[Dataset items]
******
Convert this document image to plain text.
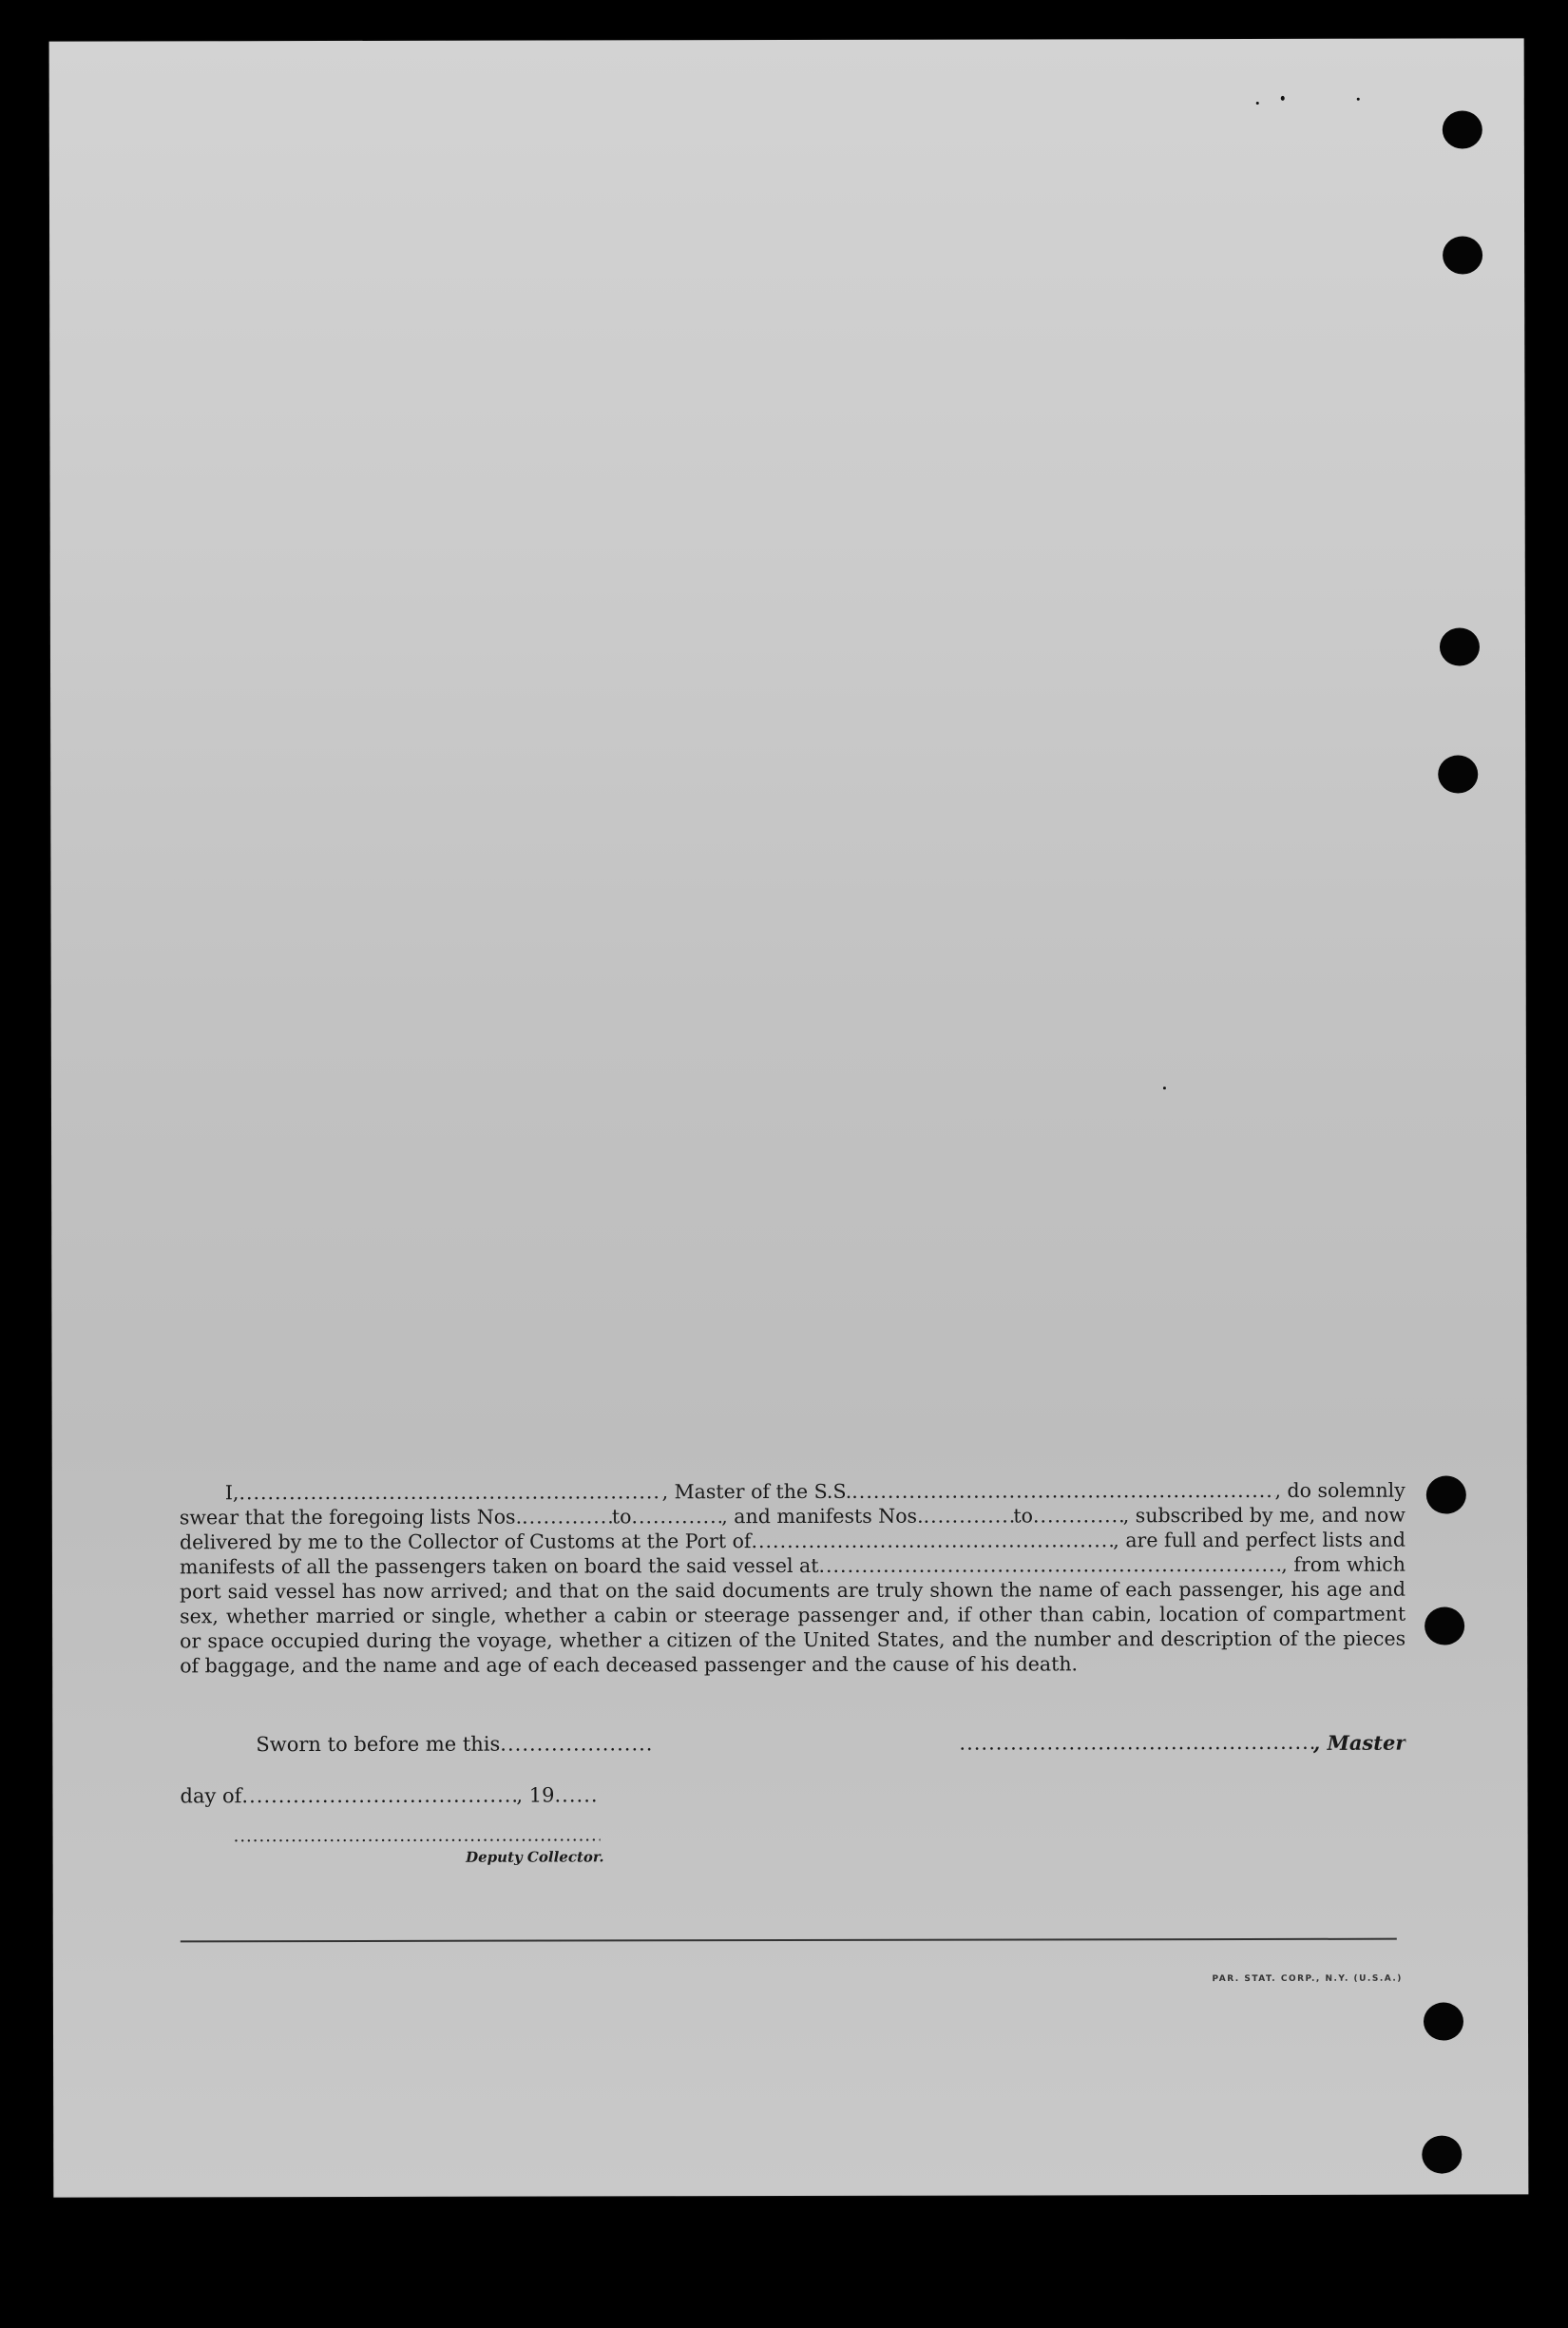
I, .....	, Master of the S.S. .....	, do solemnly
swear that the foregoing lists Nos. .....	to .....	, and manifests Nos. .....	to .....	, subscribed by me, and now
delivered by me to the Collector of Customs at the Port of .....	, are full and perfect lists and
manifests of all the passengers taken on board the said vessel at .....	, from which
port said vessel has now arrived; and that on the said documents are truly shown the name of each passenger, his age and
sex, whether married or single, whether a cabin or steerage passenger and, if other than cabin, location of compartment
or space occupied during the voyage, whether a citizen of the United States, and the number and description of the pieces
of baggage, and the name and age of each deceased passenger and the cause of his death.
Sworn to before me this ..... .....	, Master
day of .....	, 19
.....
.....
Deputy Collector.
PAR. STAT. CORP., N.Y. (U.S.A.)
******
BRIEF: Determine the number of lines in the entries above where the string "Master" appears. Answer with the number alone.

EXERCISE OUTPUT: 2